[Extracted material]
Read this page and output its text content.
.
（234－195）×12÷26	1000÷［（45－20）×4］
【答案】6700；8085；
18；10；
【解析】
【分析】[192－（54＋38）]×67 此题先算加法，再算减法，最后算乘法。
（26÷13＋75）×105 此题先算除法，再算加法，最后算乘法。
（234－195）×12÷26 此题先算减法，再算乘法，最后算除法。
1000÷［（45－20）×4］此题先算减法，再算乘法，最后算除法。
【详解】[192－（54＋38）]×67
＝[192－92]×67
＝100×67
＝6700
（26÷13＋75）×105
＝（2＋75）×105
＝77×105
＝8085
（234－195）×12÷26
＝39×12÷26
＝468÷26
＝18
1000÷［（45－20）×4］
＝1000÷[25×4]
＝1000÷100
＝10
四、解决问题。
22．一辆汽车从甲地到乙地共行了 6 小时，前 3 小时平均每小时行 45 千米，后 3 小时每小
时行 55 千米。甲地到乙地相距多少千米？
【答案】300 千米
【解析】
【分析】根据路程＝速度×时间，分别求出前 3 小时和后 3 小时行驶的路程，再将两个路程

[Exercise task]
Go back to the listing above and please repeat it exactly.

[Written solution]
Read this page and output its text content.
.
（234－195）×12÷26	1000÷［（45－20）×4］
【答案】6700；8085；
18；10；
【解析】
【分析】[192－（54＋38）]×67 此题先算加法，再算减法，最后算乘法。
（26÷13＋75）×105 此题先算除法，再算加法，最后算乘法。
（234－195）×12÷26 此题先算减法，再算乘法，最后算除法。
1000÷［（45－20）×4］此题先算减法，再算乘法，最后算除法。
【详解】[192－（54＋38）]×67
＝[192－92]×67
＝100×67
＝6700
（26÷13＋75）×105
＝（2＋75）×105
＝77×105
＝8085
（234－195）×12÷26
＝39×12÷26
＝468÷26
＝18
1000÷［（45－20）×4］
＝1000÷[25×4]
＝1000÷100
＝10
四、解决问题。
22．一辆汽车从甲地到乙地共行了 6 小时，前 3 小时平均每小时行 45 千米，后 3 小时每小
时行 55 千米。甲地到乙地相距多少千米？
【答案】300 千米
【解析】
【分析】根据路程＝速度×时间，分别求出前 3 小时和后 3 小时行驶的路程，再将两个路程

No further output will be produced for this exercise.